Description of the task
Answer with nothing but a number: how many lines include the word "this"?

(Dataset items)

/---

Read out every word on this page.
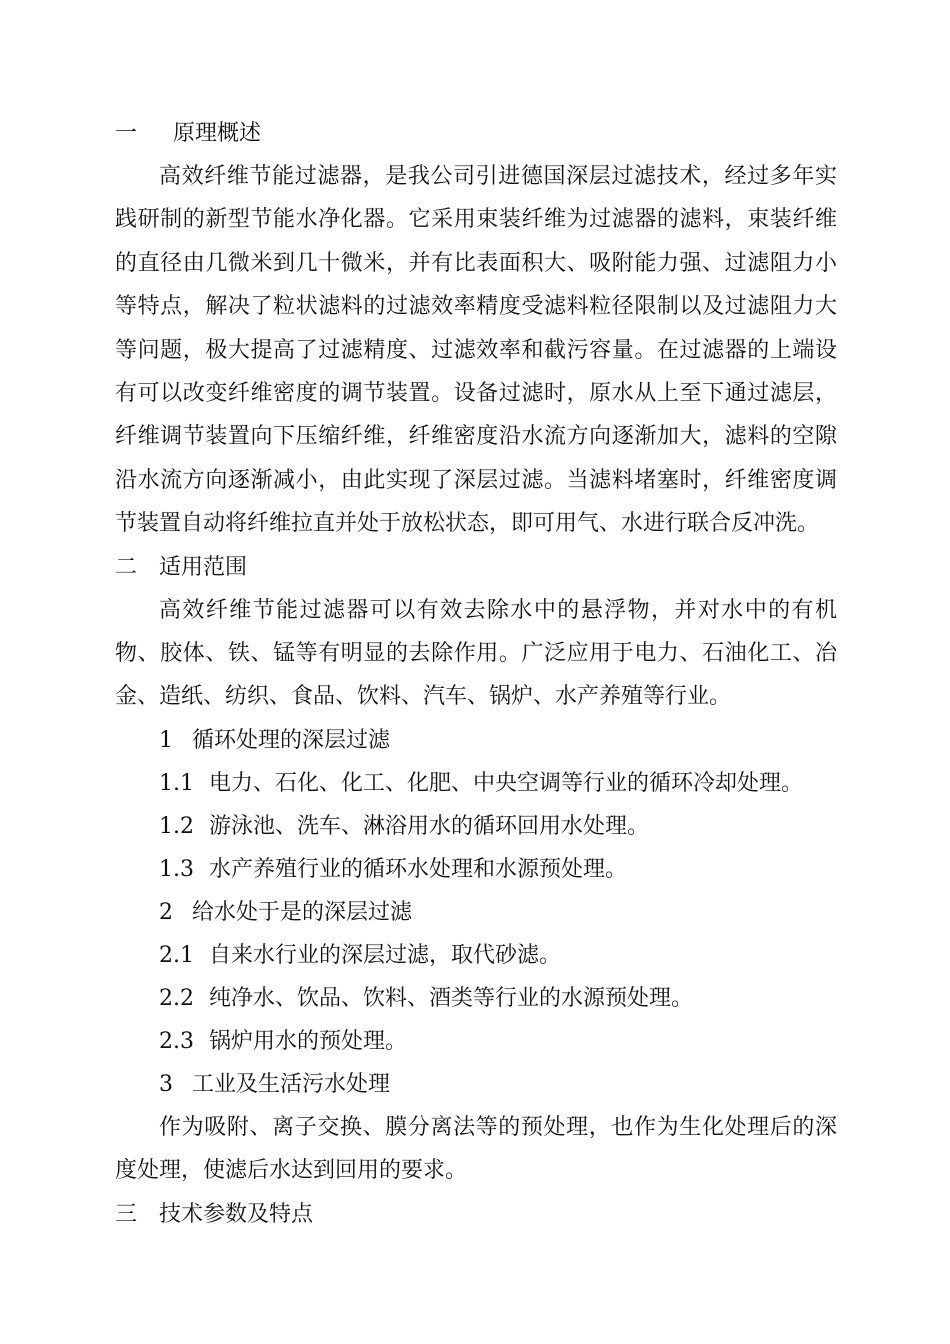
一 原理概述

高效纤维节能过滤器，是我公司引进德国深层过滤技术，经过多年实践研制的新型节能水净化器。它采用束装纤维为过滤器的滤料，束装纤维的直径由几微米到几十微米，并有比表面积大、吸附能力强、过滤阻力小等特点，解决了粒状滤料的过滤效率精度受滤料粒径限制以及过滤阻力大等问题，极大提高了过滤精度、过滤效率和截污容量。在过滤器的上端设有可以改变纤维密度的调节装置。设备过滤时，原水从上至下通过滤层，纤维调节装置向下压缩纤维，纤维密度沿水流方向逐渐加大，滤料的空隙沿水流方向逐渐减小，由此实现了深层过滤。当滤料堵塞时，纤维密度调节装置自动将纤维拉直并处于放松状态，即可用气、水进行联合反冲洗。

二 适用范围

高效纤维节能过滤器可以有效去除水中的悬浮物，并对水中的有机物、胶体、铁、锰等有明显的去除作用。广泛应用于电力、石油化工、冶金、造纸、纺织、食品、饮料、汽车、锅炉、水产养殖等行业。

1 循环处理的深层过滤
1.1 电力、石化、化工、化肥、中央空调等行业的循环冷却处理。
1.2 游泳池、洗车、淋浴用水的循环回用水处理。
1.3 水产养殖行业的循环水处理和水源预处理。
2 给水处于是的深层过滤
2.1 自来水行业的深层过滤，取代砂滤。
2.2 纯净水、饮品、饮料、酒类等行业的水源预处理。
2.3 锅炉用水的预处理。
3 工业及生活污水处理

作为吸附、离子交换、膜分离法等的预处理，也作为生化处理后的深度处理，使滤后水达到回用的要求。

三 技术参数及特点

\---
/---

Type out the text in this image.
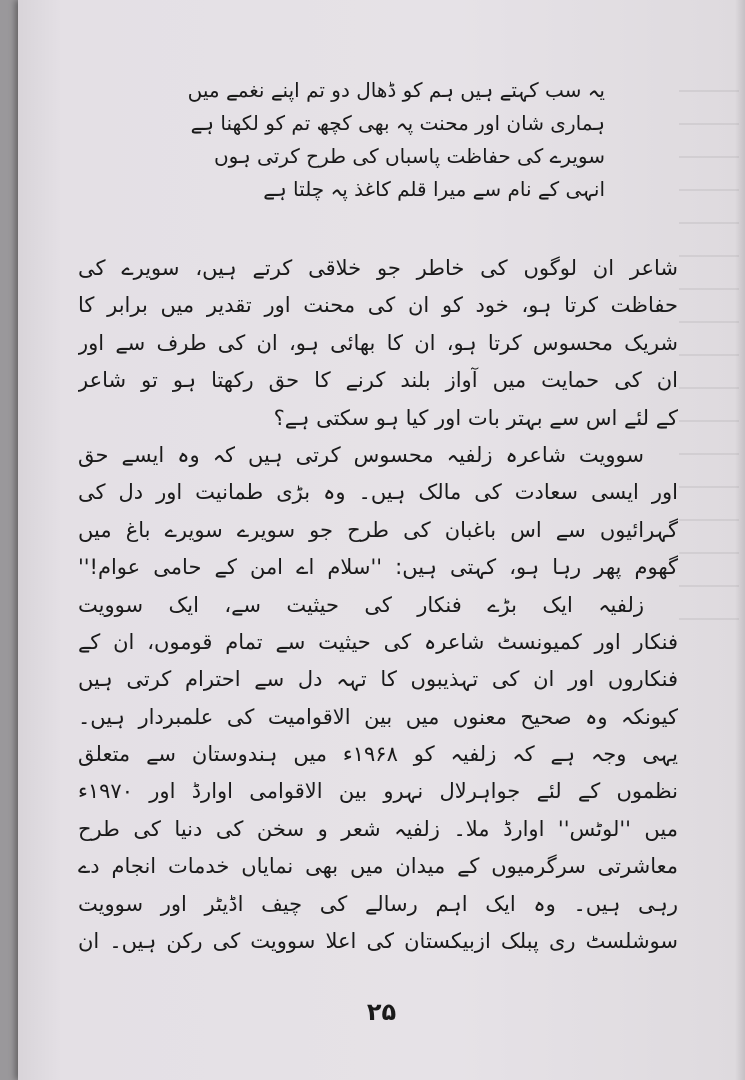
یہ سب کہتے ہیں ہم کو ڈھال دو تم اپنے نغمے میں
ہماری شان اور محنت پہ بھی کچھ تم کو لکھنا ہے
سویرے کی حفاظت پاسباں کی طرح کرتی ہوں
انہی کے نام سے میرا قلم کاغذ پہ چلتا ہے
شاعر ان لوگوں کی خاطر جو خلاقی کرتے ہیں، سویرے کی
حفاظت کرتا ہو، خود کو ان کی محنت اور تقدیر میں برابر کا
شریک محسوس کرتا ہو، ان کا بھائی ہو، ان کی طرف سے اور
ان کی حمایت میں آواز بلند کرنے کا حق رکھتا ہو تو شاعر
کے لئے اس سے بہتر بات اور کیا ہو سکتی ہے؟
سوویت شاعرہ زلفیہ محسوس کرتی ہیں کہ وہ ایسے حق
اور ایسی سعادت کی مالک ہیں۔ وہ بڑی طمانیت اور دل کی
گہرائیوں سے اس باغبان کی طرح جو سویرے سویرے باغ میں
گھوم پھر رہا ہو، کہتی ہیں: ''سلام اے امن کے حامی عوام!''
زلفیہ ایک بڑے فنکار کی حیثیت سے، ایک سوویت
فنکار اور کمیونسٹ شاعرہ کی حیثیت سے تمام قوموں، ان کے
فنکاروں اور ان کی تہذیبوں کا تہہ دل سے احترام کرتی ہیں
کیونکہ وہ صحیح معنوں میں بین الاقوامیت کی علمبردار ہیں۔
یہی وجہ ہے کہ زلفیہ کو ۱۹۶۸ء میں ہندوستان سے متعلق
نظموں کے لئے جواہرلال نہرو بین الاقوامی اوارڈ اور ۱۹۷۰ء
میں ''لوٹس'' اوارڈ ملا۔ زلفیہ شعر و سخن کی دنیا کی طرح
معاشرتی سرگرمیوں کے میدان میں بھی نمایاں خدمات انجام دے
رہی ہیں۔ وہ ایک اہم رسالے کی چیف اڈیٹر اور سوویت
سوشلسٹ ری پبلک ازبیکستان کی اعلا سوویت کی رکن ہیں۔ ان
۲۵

\---
/---

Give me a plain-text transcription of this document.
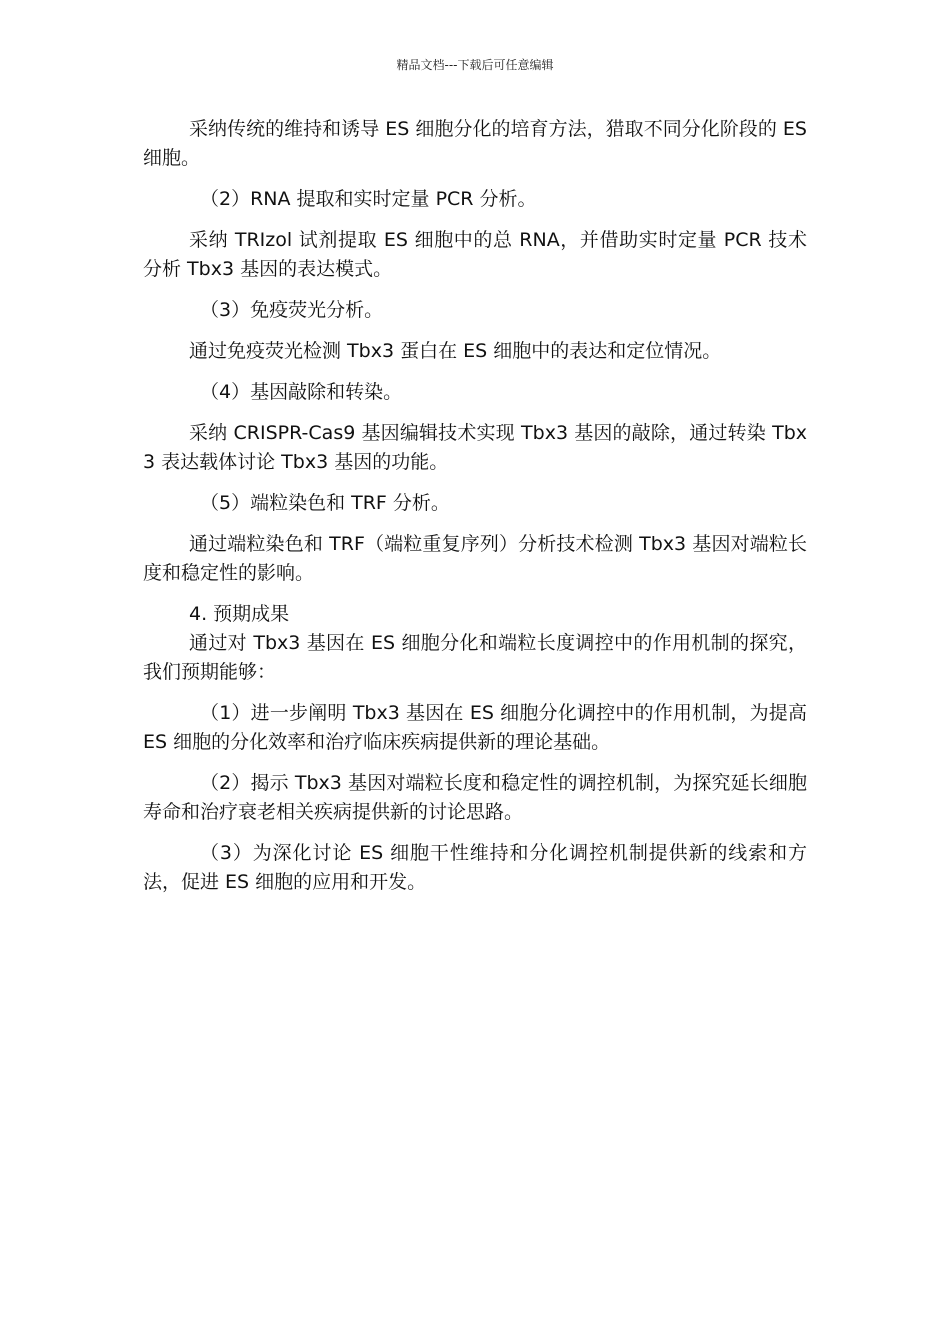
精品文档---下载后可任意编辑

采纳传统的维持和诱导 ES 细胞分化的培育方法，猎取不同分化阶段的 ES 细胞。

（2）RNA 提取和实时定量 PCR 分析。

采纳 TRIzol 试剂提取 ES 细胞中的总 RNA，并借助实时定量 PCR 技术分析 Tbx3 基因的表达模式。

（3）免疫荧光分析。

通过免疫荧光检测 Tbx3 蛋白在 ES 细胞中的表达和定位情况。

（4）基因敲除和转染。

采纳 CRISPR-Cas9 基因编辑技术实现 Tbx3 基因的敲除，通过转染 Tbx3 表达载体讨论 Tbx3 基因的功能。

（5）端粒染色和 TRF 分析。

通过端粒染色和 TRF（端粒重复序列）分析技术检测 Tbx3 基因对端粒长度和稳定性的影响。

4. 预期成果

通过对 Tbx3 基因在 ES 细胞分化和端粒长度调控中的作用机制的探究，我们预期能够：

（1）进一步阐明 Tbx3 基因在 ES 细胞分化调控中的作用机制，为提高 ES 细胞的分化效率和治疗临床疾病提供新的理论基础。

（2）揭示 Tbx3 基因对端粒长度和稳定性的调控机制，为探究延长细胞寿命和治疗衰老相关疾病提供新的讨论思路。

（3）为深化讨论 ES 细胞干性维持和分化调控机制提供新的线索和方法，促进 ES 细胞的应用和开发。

\---

The answer
3